━━━ Records for this exercise
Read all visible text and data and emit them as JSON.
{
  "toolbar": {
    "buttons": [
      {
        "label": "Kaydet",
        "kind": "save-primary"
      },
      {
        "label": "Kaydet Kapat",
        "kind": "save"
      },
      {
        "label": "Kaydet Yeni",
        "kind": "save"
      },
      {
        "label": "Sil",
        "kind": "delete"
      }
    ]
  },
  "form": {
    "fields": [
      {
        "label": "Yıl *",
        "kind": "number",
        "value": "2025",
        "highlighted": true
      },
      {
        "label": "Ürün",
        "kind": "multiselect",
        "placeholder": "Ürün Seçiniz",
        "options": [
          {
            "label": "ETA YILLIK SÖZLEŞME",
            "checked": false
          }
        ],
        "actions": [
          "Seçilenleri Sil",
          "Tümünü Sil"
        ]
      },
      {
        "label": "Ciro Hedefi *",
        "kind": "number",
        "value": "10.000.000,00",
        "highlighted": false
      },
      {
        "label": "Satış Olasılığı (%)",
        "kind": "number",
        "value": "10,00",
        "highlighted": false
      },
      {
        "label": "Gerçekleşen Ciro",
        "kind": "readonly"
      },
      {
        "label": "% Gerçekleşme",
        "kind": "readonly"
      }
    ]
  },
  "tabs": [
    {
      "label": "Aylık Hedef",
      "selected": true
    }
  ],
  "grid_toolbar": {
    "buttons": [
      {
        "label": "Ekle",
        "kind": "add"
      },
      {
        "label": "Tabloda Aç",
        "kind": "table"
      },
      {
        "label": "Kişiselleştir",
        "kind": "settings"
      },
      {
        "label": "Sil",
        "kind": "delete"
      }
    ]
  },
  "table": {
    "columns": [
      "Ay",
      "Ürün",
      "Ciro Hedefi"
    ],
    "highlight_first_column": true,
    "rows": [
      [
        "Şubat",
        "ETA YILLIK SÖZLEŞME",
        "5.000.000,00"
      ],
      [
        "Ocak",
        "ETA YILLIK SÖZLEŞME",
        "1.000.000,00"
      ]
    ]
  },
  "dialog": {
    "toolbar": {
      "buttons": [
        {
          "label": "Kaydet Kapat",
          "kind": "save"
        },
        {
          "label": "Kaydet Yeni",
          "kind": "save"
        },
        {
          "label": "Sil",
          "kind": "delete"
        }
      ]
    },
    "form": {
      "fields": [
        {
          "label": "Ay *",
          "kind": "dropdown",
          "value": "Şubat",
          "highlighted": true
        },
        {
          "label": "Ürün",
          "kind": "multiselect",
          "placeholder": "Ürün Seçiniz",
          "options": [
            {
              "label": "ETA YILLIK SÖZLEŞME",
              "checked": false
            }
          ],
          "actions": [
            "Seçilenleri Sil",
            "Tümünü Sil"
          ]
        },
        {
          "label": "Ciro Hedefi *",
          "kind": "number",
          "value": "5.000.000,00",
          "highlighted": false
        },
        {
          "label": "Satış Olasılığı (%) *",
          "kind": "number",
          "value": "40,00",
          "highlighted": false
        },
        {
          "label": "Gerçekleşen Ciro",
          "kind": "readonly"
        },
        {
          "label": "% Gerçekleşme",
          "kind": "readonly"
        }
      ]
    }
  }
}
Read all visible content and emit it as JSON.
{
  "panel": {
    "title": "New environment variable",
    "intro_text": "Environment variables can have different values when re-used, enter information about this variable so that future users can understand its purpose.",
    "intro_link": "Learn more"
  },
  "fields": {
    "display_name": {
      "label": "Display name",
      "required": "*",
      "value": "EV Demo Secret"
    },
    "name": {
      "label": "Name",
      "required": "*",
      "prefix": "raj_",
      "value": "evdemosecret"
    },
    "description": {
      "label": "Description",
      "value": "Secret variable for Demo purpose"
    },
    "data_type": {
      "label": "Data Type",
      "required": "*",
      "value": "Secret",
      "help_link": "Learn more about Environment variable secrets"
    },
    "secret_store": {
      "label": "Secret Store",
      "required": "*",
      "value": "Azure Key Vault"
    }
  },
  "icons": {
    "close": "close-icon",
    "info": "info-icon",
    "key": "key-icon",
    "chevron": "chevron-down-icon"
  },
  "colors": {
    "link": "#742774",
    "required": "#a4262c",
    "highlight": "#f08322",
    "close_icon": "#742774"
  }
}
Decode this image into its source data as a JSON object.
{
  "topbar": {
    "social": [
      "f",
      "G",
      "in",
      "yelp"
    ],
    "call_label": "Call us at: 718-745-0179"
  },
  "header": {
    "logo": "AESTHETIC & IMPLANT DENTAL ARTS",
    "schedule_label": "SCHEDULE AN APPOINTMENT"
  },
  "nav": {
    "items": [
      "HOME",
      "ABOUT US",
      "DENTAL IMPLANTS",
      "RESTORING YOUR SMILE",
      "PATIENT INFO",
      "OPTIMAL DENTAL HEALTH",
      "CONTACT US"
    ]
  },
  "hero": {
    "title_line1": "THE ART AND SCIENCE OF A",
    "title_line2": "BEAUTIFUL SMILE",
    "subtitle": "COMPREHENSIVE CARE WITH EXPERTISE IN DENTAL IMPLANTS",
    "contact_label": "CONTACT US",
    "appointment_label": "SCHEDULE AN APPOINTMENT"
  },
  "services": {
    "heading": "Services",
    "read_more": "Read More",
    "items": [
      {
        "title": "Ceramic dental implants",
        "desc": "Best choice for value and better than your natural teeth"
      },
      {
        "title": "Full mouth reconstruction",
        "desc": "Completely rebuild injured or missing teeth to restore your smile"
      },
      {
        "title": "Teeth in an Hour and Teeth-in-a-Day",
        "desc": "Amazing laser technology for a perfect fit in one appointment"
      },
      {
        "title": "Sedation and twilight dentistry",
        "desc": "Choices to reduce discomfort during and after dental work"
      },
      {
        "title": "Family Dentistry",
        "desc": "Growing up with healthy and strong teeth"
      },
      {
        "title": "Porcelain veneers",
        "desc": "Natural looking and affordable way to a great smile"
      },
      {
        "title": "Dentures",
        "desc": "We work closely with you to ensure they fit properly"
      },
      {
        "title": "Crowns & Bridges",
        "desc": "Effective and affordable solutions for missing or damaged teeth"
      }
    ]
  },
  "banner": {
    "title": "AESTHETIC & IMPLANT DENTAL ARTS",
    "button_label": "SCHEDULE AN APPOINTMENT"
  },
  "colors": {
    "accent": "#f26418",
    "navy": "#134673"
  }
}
━━━━━━
* **Stated goal**
Above are some records. Report the number of their lines that include "visible", and add nothing else.

* **Worked answer**
2